# [TASK DETAILS]
Reproduce all records exactly.

Data items:
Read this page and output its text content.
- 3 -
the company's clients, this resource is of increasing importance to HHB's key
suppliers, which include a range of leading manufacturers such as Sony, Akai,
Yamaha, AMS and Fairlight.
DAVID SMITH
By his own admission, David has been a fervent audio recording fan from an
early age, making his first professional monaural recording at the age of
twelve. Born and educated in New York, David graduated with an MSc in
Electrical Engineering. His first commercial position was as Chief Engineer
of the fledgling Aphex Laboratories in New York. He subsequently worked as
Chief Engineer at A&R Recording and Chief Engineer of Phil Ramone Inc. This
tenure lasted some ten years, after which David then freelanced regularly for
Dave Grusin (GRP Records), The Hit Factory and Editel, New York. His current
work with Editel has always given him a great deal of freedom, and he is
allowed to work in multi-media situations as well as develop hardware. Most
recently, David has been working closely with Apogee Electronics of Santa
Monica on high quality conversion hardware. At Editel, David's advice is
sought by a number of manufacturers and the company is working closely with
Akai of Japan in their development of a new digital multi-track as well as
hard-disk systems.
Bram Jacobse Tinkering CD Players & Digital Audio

# [REPLY TO THE EXERCISE]
Read this page and output its text content.
- 3 -
the company's clients, this resource is of increasing importance to HHB's key
suppliers, which include a range of leading manufacturers such as Sony, Akai,
Yamaha, AMS and Fairlight.
DAVID SMITH
By his own admission, David has been a fervent audio recording fan from an
early age, making his first professional monaural recording at the age of
twelve. Born and educated in New York, David graduated with an MSc in
Electrical Engineering. His first commercial position was as Chief Engineer
of the fledgling Aphex Laboratories in New York. He subsequently worked as
Chief Engineer at A&R Recording and Chief Engineer of Phil Ramone Inc. This
tenure lasted some ten years, after which David then freelanced regularly for
Dave Grusin (GRP Records), The Hit Factory and Editel, New York. His current
work with Editel has always given him a great deal of freedom, and he is
allowed to work in multi-media situations as well as develop hardware. Most
recently, David has been working closely with Apogee Electronics of Santa
Monica on high quality conversion hardware. At Editel, David's advice is
sought by a number of manufacturers and the company is working closely with
Akai of Japan in their development of a new digital multi-track as well as
hard-disk systems.
Bram Jacobse Tinkering CD Players & Digital Audio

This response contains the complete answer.